[Dataset rows]
+ + + + +
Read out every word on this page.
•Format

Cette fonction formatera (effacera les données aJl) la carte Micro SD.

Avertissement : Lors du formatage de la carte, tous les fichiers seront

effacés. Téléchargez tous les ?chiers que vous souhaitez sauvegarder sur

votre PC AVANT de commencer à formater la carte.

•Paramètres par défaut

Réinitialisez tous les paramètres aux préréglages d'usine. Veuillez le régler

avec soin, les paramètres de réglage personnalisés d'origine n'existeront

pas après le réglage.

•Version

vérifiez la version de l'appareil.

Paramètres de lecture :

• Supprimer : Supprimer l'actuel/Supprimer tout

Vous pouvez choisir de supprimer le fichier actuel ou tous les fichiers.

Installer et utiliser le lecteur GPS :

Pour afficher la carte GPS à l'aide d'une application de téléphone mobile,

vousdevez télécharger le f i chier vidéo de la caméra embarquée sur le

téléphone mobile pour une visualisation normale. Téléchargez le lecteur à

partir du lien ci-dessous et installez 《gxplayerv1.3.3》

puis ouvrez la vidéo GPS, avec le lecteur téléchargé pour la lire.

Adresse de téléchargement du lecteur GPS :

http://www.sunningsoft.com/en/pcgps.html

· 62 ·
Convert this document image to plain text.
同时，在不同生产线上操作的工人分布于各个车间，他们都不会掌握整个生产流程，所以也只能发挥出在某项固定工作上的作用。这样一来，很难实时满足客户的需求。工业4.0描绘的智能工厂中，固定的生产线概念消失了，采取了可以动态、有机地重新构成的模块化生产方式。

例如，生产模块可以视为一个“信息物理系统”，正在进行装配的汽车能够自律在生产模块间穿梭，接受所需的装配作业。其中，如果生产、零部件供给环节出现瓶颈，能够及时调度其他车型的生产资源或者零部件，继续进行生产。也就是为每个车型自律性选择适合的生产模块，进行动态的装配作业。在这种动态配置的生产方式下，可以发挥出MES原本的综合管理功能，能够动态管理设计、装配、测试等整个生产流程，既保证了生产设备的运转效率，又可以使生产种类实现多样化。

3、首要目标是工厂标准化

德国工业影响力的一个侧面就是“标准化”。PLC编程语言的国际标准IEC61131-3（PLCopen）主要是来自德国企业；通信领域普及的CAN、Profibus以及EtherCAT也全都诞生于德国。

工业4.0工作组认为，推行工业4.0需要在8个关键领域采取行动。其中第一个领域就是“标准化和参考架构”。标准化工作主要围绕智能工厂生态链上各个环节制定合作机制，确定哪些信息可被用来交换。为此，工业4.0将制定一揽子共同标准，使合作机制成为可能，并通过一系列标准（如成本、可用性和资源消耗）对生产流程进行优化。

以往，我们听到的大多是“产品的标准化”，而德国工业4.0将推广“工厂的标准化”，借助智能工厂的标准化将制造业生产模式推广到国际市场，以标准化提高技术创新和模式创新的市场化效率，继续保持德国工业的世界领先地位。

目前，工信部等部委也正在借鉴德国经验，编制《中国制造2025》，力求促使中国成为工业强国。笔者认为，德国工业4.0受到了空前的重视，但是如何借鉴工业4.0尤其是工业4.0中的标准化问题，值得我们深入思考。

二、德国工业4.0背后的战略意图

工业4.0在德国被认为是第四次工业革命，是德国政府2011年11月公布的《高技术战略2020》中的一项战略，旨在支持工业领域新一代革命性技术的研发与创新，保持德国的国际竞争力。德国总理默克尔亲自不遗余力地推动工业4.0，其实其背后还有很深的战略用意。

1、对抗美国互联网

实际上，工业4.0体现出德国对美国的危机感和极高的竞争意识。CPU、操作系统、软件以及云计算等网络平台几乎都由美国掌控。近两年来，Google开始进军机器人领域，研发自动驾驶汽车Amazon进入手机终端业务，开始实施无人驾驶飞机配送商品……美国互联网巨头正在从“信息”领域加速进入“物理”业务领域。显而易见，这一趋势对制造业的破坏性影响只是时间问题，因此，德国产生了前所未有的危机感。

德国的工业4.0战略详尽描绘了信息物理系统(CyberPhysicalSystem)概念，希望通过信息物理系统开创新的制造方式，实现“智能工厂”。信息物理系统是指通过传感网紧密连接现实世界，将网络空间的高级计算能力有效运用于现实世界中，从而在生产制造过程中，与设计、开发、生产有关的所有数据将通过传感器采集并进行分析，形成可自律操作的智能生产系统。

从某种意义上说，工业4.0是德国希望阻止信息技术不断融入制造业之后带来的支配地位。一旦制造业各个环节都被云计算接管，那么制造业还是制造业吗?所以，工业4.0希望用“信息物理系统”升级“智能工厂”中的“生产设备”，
+ + + + +
> [PROMPT]: State how many lines of the listing above hold the word "fichiers", with nothing but the number.

> [RESPONSE]: 2